What is the count of lines that hold the word "status"? Give only the number.
--- start ---
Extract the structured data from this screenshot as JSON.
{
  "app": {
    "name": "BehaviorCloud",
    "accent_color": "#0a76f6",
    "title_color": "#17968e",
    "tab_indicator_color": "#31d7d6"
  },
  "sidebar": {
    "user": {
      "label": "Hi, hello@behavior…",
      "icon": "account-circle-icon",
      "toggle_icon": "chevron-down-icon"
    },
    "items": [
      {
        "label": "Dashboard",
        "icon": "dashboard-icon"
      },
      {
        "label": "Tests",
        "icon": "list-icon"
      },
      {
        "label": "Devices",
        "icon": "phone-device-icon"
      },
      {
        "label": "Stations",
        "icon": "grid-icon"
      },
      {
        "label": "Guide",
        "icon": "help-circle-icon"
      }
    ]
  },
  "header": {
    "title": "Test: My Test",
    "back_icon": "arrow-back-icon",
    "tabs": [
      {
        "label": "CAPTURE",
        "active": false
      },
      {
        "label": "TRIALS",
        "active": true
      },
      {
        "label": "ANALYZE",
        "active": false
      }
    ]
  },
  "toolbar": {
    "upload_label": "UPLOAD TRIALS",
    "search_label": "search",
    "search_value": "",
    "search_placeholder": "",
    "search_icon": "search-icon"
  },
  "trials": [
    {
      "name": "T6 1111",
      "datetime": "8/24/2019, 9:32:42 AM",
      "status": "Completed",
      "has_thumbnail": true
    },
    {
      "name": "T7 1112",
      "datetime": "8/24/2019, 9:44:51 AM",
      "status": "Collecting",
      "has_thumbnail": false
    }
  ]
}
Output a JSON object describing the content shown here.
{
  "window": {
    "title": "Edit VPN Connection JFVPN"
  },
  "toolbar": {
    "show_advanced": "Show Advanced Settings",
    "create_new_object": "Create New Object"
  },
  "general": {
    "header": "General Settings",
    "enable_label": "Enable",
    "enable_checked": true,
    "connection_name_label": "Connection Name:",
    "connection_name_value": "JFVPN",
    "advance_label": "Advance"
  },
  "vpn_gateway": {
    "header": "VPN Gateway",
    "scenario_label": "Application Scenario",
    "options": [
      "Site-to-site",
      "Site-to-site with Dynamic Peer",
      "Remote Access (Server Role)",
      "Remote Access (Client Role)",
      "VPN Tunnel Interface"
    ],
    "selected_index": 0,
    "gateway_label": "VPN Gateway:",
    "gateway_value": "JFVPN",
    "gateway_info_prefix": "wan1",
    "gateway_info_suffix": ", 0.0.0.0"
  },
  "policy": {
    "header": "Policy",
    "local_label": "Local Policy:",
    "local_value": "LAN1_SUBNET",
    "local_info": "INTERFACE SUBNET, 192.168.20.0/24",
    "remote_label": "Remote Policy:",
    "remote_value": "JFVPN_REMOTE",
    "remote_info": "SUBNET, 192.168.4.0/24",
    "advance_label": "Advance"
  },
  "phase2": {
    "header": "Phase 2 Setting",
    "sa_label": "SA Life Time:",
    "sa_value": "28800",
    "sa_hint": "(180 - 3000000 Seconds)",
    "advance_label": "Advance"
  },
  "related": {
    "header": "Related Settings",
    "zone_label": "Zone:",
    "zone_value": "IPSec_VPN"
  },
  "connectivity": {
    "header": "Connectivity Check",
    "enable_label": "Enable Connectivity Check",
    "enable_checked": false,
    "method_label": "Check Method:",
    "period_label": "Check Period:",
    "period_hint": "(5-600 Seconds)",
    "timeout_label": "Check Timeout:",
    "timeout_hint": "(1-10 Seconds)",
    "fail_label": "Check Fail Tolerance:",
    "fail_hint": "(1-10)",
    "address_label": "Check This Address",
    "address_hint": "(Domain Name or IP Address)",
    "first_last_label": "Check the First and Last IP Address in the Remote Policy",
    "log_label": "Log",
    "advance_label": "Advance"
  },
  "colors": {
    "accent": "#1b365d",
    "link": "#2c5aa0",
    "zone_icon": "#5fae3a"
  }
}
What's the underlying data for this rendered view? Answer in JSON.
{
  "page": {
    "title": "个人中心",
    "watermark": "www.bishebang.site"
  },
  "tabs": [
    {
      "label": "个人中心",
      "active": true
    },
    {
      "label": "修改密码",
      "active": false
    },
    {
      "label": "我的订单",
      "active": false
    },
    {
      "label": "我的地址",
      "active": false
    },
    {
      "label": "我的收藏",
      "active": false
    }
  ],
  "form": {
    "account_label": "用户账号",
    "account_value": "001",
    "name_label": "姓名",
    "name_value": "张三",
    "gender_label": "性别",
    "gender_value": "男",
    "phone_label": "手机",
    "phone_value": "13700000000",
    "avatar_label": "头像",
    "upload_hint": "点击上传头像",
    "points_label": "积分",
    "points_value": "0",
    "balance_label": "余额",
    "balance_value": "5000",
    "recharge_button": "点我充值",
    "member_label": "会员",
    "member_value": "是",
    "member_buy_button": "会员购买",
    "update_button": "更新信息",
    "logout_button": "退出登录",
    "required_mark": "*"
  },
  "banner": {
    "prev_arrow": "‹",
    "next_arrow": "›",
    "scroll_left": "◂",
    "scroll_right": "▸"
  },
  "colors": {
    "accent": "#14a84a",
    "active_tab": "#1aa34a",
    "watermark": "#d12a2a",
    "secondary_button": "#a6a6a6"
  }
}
--- end ---
### Solution for this task
2